(What is expected):
Beneath this task is a listing; retype all of it exactly.
----
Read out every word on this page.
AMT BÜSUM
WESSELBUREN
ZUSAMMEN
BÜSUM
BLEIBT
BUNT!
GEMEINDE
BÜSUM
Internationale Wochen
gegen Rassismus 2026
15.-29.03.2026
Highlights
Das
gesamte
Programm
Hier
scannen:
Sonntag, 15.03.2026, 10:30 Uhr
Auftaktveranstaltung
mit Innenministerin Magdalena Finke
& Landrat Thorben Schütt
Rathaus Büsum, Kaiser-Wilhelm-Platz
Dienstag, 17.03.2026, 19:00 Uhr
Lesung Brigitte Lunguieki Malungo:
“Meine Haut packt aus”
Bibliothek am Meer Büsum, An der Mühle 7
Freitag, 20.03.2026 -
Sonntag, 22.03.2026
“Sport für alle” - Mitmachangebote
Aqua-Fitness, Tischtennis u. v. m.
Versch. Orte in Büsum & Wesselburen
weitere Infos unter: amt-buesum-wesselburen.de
----
(Result of the exercise):
Read out every word on this page.
AMT BÜSUM
WESSELBUREN
ZUSAMMEN
BÜSUM
BLEIBT
BUNT!
GEMEINDE
BÜSUM
Internationale Wochen
gegen Rassismus 2026
15.-29.03.2026
Highlights
Das
gesamte
Programm
Hier
scannen:
Sonntag, 15.03.2026, 10:30 Uhr
Auftaktveranstaltung
mit Innenministerin Magdalena Finke
& Landrat Thorben Schütt
Rathaus Büsum, Kaiser-Wilhelm-Platz
Dienstag, 17.03.2026, 19:00 Uhr
Lesung Brigitte Lunguieki Malungo:
“Meine Haut packt aus”
Bibliothek am Meer Büsum, An der Mühle 7
Freitag, 20.03.2026 -
Sonntag, 22.03.2026
“Sport für alle” - Mitmachangebote
Aqua-Fitness, Tischtennis u. v. m.
Versch. Orte in Büsum & Wesselburen
weitere Infos unter: amt-buesum-wesselburen.de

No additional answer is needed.